▶ [The problem]: Return the records, each one exactly as written.
......
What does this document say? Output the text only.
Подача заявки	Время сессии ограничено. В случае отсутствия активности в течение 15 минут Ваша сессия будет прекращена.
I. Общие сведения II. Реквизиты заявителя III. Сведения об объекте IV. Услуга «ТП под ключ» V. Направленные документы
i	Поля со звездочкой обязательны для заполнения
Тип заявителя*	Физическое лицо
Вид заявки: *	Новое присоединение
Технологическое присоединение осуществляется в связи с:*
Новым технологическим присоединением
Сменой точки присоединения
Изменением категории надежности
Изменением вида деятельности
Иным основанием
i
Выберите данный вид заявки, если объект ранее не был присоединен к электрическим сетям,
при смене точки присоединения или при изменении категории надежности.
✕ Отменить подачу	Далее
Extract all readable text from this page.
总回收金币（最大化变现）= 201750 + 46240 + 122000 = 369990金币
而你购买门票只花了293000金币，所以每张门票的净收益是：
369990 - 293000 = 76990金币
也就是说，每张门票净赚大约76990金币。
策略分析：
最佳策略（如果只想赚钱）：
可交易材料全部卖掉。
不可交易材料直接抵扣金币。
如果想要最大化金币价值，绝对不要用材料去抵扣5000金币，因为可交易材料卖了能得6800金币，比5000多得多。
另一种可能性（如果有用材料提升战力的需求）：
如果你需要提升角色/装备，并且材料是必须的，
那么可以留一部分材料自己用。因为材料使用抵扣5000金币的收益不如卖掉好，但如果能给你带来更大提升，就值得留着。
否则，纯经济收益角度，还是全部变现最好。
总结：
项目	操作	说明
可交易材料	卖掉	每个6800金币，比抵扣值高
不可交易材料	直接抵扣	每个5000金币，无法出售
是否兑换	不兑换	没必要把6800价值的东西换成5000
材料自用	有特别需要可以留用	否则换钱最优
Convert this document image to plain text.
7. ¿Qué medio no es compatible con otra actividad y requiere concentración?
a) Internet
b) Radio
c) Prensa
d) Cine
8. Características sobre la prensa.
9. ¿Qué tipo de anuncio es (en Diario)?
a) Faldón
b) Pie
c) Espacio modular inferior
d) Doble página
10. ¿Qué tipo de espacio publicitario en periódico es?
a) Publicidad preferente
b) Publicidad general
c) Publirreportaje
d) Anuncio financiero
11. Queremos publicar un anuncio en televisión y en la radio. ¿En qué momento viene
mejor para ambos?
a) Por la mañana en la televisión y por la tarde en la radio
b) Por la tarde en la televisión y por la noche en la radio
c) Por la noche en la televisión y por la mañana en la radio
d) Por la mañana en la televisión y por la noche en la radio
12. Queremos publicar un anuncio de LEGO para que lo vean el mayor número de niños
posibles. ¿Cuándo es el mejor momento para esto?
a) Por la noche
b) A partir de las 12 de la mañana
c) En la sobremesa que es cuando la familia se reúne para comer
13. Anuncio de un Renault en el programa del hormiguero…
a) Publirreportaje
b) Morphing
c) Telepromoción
......
▶ [Answer for this exercise]:
What does this document say? Output the text only.
Подача заявки	Время сессии ограничено. В случае отсутствия активности в течение 15 минут Ваша сессия будет прекращена.
I. Общие сведения II. Реквизиты заявителя III. Сведения об объекте IV. Услуга «ТП под ключ» V. Направленные документы
i	Поля со звездочкой обязательны для заполнения
Тип заявителя*	Физическое лицо
Вид заявки: *	Новое присоединение
Технологическое присоединение осуществляется в связи с:*
Новым технологическим присоединением
Сменой точки присоединения
Изменением категории надежности
Изменением вида деятельности
Иным основанием
i
Выберите данный вид заявки, если объект ранее не был присоединен к электрическим сетям,
при смене точки присоединения или при изменении категории надежности.
✕ Отменить подачу	Далее
Extract all readable text from this page.
总回收金币（最大化变现）= 201750 + 46240 + 122000 = 369990金币
而你购买门票只花了293000金币，所以每张门票的净收益是：
369990 - 293000 = 76990金币
也就是说，每张门票净赚大约76990金币。
策略分析：
最佳策略（如果只想赚钱）：
可交易材料全部卖掉。
不可交易材料直接抵扣金币。
如果想要最大化金币价值，绝对不要用材料去抵扣5000金币，因为可交易材料卖了能得6800金币，比5000多得多。
另一种可能性（如果有用材料提升战力的需求）：
如果你需要提升角色/装备，并且材料是必须的，
那么可以留一部分材料自己用。因为材料使用抵扣5000金币的收益不如卖掉好，但如果能给你带来更大提升，就值得留着。
否则，纯经济收益角度，还是全部变现最好。
总结：
项目	操作	说明
可交易材料	卖掉	每个6800金币，比抵扣值高
不可交易材料	直接抵扣	每个5000金币，无法出售
是否兑换	不兑换	没必要把6800价值的东西换成5000
材料自用	有特别需要可以留用	否则换钱最优
Convert this document image to plain text.
7. ¿Qué medio no es compatible con otra actividad y requiere concentración?
a) Internet
b) Radio
c) Prensa
d) Cine
8. Características sobre la prensa.
9. ¿Qué tipo de anuncio es (en Diario)?
a) Faldón
b) Pie
c) Espacio modular inferior
d) Doble página
10. ¿Qué tipo de espacio publicitario en periódico es?
a) Publicidad preferente
b) Publicidad general
c) Publirreportaje
d) Anuncio financiero
11. Queremos publicar un anuncio en televisión y en la radio. ¿En qué momento viene
mejor para ambos?
a) Por la mañana en la televisión y por la tarde en la radio
b) Por la tarde en la televisión y por la noche en la radio
c) Por la noche en la televisión y por la mañana en la radio
d) Por la mañana en la televisión y por la noche en la radio
12. Queremos publicar un anuncio de LEGO para que lo vean el mayor número de niños
posibles. ¿Cuándo es el mejor momento para esto?
a) Por la noche
b) A partir de las 12 de la mañana
c) En la sobremesa que es cuando la familia se reúne para comer
13. Anuncio de un Renault en el programa del hormiguero…
a) Publirreportaje
b) Morphing
c) Telepromoción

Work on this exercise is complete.